*Task requirements*
Identify the lines that contain the string "свиньи", then copy each of them.

────────

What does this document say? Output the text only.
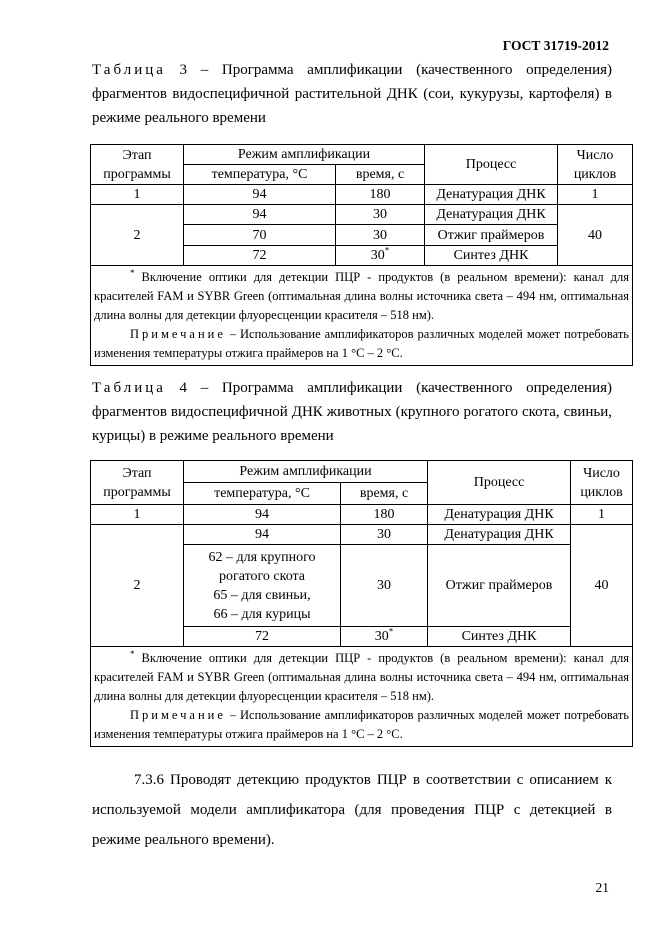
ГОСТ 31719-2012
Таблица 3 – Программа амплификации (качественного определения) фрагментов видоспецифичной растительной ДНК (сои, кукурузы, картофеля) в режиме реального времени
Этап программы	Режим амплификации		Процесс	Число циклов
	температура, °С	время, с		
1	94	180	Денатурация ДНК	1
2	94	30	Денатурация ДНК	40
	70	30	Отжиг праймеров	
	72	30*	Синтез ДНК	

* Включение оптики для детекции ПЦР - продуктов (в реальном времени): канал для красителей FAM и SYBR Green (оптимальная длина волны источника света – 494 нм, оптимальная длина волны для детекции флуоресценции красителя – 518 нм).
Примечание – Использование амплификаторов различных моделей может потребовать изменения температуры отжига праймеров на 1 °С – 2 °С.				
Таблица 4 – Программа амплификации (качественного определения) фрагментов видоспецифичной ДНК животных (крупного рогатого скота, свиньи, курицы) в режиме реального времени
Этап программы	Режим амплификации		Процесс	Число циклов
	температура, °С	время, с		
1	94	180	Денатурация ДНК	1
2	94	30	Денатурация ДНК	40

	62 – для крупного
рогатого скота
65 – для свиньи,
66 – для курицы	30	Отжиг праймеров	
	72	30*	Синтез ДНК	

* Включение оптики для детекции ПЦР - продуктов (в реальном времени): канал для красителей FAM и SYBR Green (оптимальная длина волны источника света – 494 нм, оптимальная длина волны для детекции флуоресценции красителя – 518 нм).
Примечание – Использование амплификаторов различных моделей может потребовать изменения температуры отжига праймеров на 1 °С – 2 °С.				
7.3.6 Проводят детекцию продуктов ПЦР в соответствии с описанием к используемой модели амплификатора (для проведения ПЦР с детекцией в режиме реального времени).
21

────────

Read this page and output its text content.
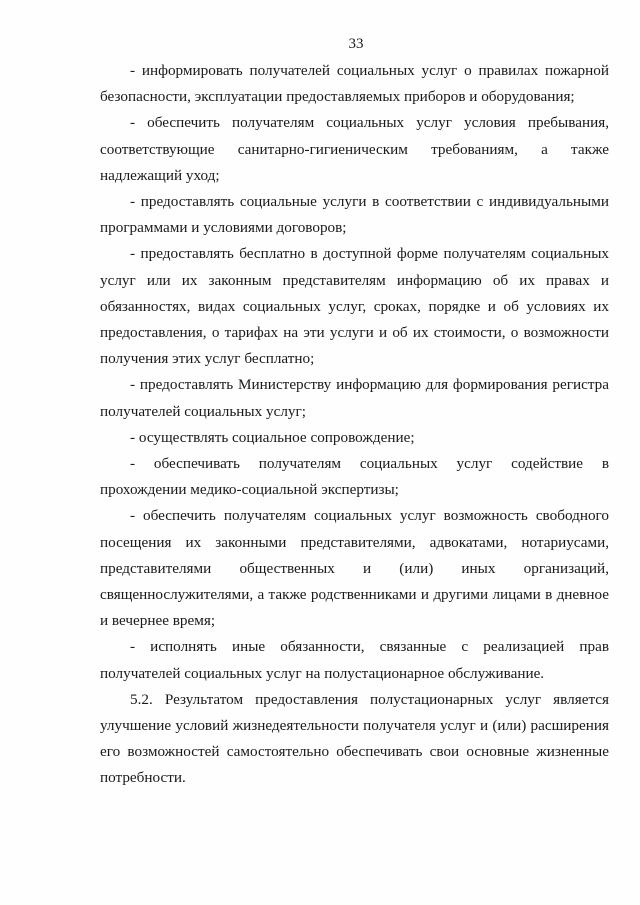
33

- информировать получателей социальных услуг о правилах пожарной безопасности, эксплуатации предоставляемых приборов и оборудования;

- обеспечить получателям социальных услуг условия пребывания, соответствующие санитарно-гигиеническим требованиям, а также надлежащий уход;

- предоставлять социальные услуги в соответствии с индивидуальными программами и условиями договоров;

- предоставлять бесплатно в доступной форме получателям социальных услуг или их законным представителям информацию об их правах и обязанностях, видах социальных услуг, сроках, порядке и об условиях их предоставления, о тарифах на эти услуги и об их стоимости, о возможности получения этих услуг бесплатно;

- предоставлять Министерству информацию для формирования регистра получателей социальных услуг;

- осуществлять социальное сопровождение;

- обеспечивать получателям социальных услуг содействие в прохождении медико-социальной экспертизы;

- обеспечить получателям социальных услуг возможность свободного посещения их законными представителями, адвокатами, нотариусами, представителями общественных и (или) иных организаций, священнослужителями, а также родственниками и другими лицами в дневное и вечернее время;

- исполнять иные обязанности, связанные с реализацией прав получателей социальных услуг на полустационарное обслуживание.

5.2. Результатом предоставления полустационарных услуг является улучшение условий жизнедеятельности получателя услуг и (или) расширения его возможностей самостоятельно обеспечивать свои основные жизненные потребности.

────────

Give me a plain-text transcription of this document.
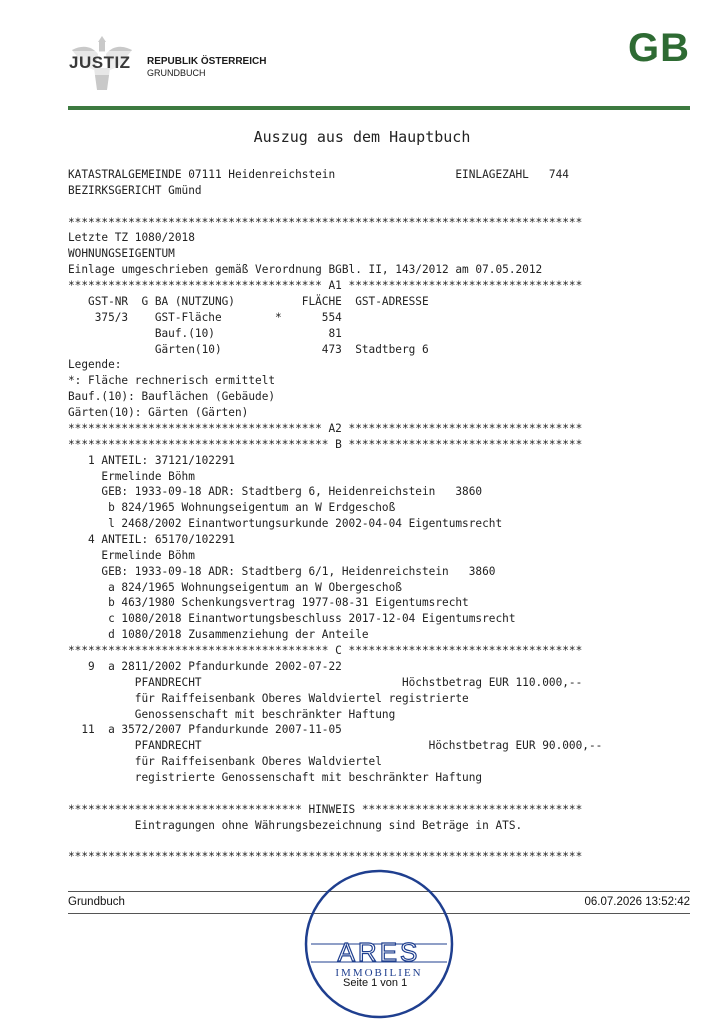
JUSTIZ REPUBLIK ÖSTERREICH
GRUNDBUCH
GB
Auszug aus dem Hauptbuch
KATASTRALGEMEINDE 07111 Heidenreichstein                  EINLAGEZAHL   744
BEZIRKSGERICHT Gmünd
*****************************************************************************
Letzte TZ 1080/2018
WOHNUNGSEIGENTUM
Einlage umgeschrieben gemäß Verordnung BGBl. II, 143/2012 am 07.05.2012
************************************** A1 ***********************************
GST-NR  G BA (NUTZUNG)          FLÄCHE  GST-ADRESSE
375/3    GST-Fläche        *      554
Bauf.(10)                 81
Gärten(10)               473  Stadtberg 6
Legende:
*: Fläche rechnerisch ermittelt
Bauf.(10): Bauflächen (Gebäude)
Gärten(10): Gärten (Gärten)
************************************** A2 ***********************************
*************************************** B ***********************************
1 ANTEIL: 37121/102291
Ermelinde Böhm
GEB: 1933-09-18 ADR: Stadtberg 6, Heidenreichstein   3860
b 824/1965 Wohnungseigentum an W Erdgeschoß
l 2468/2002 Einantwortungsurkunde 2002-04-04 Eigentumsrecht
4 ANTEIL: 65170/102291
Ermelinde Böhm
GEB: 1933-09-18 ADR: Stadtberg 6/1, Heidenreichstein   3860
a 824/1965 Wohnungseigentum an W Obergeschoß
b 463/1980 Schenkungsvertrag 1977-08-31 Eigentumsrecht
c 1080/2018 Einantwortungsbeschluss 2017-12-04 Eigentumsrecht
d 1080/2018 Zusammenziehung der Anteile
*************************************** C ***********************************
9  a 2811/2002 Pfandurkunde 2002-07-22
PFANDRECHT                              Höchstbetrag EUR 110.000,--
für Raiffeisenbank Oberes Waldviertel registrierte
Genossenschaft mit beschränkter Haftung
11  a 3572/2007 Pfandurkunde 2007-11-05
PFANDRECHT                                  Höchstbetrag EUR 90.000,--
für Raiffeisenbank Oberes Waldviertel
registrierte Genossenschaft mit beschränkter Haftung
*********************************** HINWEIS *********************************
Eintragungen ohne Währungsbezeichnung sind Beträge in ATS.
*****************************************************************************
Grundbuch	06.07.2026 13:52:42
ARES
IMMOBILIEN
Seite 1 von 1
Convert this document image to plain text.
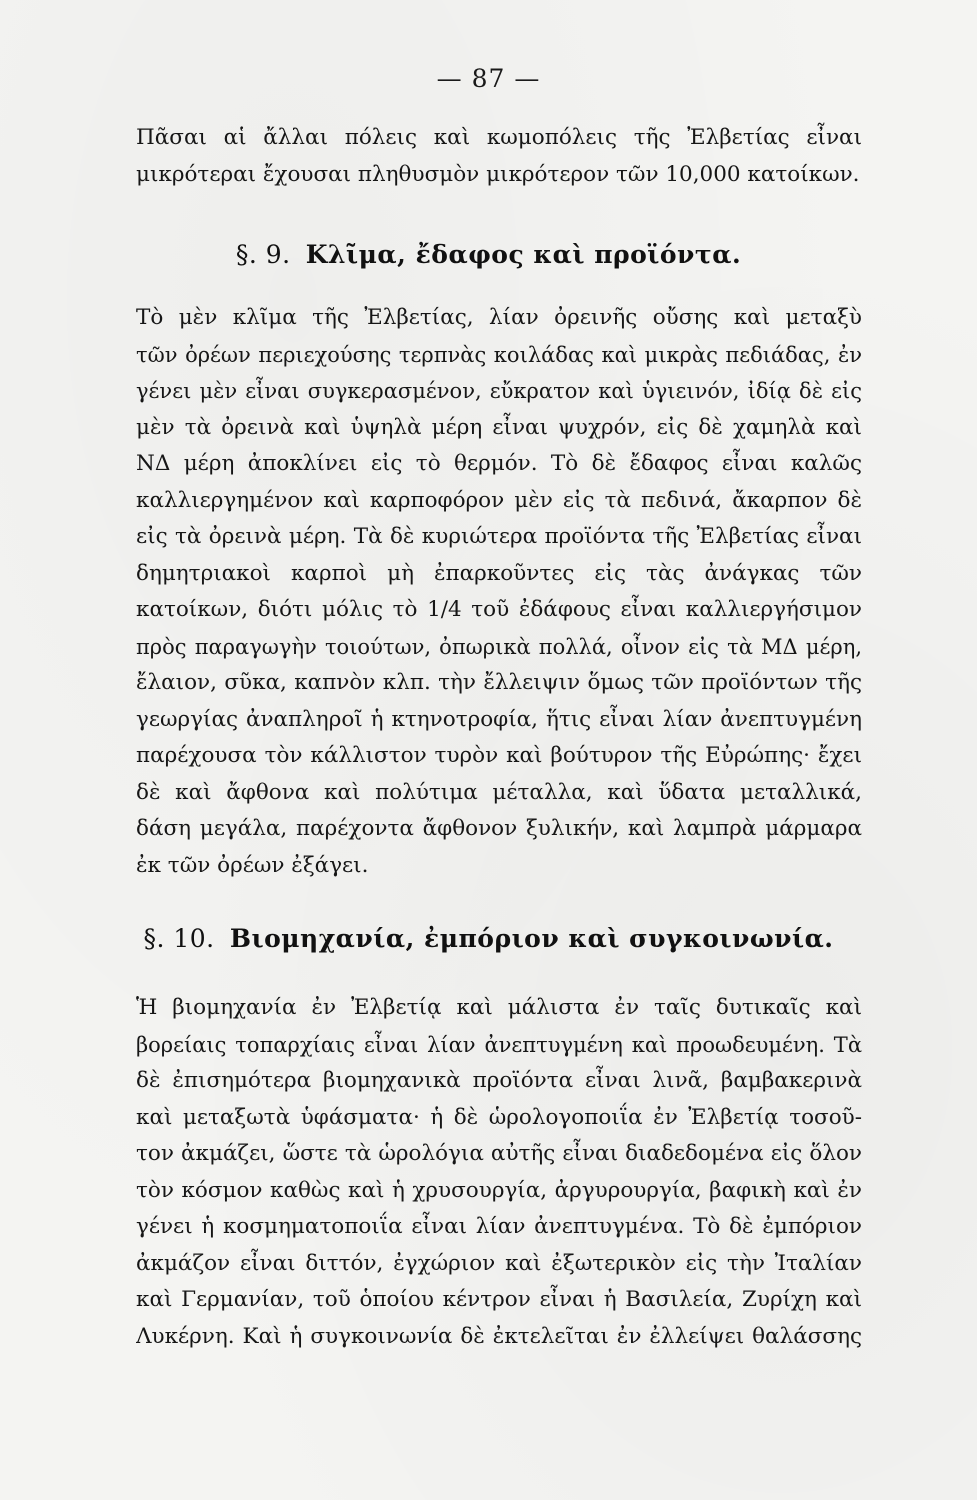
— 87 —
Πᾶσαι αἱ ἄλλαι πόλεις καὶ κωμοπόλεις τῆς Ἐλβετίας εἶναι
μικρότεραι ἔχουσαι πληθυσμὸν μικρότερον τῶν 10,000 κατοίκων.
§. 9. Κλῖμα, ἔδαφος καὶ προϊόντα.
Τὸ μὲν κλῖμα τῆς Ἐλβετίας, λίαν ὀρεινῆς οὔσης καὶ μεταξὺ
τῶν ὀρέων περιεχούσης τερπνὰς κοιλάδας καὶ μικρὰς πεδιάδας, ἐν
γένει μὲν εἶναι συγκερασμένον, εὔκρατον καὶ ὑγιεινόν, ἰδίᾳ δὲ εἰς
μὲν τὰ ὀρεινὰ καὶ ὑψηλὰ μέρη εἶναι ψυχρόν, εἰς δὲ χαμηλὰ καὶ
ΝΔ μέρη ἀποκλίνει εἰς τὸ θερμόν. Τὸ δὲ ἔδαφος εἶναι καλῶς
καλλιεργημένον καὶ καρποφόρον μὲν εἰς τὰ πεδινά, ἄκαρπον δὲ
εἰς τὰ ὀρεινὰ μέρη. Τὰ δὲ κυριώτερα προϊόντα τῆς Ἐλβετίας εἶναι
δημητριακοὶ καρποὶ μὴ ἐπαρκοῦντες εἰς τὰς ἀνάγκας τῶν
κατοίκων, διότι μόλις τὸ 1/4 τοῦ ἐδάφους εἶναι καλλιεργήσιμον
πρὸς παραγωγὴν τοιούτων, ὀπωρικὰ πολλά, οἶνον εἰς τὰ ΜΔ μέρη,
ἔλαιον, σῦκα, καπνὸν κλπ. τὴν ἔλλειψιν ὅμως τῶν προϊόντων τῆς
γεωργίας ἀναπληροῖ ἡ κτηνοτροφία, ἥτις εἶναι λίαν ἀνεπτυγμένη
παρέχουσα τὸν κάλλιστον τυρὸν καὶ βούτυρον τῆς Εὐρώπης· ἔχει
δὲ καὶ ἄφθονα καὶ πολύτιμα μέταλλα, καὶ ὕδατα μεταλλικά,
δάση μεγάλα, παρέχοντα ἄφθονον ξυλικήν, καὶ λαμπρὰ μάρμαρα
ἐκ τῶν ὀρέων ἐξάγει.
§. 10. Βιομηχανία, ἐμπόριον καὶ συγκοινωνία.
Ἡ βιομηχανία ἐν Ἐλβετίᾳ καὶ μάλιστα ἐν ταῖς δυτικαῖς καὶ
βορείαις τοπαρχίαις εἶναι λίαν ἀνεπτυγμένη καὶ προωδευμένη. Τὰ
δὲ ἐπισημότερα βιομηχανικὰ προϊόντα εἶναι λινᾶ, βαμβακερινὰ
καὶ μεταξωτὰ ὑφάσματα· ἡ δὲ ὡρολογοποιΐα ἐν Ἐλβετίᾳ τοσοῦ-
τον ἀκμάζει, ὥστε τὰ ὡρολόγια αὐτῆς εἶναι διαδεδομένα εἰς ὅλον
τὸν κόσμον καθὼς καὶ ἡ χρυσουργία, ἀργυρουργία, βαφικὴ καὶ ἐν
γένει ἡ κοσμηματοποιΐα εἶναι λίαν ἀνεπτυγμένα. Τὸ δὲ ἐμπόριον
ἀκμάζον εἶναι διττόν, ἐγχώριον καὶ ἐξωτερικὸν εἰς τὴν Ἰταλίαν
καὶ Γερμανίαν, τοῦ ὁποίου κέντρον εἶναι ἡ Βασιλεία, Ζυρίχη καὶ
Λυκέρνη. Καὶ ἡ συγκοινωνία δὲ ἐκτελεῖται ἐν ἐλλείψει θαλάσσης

────────

*Answer to the task*
Таблица 4 – Программа амплификации (качественного определения) фрагментов видоспецифичной ДНК животных (крупного рогатого скота, свиньи, курицы) в режиме реального времени
65 – для свиньи,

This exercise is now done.